TASK DESCRIPTION:
Reproduce every entry below precisely; do not include the pictures.

(Records from a dataset)
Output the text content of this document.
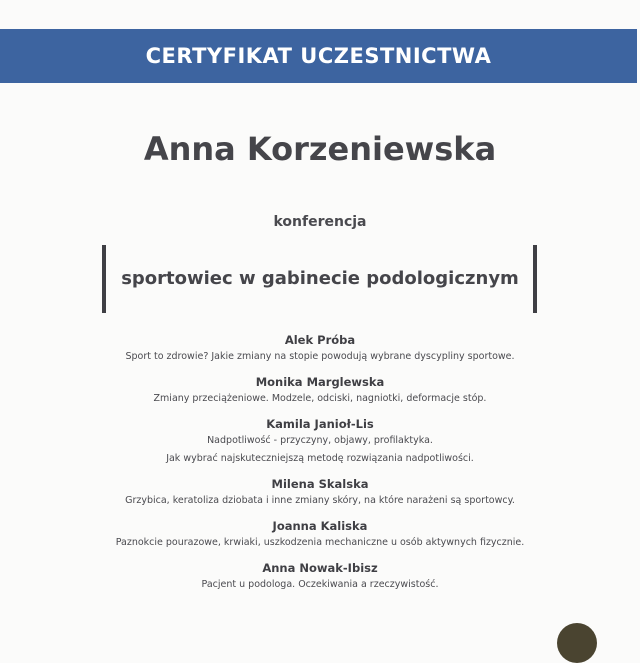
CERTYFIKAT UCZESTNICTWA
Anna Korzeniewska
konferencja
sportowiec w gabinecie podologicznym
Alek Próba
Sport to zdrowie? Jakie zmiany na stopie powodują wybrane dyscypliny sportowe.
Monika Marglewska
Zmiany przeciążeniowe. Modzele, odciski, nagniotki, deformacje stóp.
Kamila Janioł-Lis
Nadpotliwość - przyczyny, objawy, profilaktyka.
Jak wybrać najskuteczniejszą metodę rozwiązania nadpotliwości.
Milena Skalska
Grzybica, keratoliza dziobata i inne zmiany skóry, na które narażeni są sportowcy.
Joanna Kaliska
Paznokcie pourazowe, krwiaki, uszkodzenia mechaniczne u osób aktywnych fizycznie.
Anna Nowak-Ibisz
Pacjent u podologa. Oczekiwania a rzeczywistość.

THE OUTPUT:
Output the text content of this document.
CERTYFIKAT UCZESTNICTWA
Anna Korzeniewska
konferencja
sportowiec w gabinecie podologicznym
Alek Próba
Sport to zdrowie? Jakie zmiany na stopie powodują wybrane dyscypliny sportowe.
Monika Marglewska
Zmiany przeciążeniowe. Modzele, odciski, nagniotki, deformacje stóp.
Kamila Janioł-Lis
Nadpotliwość - przyczyny, objawy, profilaktyka.
Jak wybrać najskuteczniejszą metodę rozwiązania nadpotliwości.
Milena Skalska
Grzybica, keratoliza dziobata i inne zmiany skóry, na które narażeni są sportowcy.
Joanna Kaliska
Paznokcie pourazowe, krwiaki, uszkodzenia mechaniczne u osób aktywnych fizycznie.
Anna Nowak-Ibisz
Pacjent u podologa. Oczekiwania a rzeczywistość.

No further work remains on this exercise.